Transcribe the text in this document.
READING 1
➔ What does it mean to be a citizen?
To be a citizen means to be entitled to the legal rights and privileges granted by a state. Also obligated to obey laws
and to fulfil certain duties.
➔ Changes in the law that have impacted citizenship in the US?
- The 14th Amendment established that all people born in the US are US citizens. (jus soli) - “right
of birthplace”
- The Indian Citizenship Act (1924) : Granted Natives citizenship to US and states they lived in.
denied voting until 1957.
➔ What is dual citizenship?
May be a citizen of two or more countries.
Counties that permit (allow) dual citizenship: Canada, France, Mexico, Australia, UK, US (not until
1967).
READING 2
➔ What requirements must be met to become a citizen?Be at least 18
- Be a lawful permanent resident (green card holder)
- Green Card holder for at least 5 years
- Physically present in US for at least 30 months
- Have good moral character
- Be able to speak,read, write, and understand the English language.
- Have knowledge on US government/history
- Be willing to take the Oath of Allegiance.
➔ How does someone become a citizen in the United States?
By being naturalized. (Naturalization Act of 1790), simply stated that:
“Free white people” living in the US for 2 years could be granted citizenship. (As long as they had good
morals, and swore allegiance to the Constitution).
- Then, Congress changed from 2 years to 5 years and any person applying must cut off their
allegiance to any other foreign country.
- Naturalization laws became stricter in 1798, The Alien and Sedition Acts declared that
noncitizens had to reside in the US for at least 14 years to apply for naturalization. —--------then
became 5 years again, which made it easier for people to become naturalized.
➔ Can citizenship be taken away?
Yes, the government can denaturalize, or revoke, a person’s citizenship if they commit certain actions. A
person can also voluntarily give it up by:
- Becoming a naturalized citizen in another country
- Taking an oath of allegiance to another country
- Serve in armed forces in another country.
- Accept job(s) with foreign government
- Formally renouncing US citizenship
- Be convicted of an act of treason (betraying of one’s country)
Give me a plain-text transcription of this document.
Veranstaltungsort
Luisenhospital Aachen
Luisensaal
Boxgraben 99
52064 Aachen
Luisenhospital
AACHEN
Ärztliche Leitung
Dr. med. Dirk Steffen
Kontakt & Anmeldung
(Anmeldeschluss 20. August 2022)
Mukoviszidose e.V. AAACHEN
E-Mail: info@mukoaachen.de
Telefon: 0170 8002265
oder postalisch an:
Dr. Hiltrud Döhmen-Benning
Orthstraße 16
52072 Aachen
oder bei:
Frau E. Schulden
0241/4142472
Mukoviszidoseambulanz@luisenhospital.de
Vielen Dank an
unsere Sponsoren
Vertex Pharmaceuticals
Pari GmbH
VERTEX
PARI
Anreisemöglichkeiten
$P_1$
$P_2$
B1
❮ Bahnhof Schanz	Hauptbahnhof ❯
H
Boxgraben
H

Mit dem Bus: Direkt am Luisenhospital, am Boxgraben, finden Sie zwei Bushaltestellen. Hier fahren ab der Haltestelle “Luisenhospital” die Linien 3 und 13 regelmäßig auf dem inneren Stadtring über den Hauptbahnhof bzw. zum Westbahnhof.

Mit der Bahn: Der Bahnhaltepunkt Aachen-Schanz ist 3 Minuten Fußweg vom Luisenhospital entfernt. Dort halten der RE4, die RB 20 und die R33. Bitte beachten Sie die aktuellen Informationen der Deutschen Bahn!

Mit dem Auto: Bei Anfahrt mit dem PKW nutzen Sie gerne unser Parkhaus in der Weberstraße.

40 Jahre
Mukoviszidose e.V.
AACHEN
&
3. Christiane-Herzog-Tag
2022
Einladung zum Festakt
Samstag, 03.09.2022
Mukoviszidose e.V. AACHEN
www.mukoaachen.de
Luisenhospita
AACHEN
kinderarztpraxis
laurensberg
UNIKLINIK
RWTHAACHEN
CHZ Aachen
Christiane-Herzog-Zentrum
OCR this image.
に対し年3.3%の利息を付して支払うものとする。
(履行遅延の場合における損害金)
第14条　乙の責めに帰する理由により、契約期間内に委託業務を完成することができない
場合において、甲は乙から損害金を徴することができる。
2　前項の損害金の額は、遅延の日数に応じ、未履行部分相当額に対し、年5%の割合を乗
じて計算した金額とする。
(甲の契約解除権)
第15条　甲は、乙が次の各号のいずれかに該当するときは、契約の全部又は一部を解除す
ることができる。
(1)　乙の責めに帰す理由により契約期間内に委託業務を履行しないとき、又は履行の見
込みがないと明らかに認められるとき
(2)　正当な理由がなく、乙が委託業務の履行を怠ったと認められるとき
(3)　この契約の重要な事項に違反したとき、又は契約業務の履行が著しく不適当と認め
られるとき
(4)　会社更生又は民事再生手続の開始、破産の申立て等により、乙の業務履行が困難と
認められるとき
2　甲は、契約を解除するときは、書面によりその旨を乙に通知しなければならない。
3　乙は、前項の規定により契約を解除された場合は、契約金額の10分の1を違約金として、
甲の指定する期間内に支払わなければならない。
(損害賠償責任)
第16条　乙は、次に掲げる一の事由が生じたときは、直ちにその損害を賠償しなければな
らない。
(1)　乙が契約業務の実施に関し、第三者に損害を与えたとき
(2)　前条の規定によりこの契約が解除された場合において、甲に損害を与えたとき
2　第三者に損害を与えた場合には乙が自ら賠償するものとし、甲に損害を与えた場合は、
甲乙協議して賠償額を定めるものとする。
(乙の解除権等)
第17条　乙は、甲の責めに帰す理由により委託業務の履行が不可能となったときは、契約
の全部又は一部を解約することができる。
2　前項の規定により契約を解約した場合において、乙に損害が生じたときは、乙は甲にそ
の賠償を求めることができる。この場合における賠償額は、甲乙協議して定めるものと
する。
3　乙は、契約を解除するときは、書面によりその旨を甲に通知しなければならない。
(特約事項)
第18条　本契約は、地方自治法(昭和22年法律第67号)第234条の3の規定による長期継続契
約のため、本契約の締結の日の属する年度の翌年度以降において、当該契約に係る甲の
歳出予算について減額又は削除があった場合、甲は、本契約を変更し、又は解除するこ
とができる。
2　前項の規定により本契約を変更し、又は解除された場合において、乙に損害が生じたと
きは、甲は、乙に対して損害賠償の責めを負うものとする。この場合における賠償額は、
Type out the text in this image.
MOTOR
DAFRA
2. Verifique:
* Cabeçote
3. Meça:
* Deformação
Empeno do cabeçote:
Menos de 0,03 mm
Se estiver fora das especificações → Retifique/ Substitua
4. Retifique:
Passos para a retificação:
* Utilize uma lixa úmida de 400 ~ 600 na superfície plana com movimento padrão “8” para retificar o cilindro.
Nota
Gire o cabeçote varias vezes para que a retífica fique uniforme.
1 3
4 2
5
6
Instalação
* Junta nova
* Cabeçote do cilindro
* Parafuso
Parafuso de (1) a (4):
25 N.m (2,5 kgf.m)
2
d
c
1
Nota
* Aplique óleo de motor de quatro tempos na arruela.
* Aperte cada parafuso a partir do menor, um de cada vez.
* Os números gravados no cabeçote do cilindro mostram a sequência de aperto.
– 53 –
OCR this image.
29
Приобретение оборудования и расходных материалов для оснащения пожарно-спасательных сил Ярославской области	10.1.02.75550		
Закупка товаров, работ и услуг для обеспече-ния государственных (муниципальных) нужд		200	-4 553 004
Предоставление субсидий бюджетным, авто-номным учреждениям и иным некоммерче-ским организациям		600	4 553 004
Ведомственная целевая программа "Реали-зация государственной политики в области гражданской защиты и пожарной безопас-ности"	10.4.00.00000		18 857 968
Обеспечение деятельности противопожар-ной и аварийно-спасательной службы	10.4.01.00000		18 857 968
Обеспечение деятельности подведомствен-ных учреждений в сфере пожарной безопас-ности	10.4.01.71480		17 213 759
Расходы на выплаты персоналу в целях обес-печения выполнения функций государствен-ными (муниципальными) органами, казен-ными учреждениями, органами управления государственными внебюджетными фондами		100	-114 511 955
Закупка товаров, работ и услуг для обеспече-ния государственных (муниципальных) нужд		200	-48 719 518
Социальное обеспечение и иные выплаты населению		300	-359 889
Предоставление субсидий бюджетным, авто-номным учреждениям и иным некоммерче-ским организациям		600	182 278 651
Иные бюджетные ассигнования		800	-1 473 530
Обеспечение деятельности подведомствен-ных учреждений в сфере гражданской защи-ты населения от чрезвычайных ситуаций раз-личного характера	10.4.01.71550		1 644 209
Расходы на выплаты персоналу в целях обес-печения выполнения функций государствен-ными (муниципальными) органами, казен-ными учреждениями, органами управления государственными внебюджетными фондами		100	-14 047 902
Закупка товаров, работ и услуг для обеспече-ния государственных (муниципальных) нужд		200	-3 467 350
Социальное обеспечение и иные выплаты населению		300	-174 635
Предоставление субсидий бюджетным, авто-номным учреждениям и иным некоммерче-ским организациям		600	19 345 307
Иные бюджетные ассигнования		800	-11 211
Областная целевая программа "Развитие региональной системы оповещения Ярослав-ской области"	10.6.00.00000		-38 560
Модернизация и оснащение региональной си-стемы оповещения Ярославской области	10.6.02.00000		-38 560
════════
Stated problem: Count the lines of the data that contain the string "least", and reply with that number alone.

Task result: 4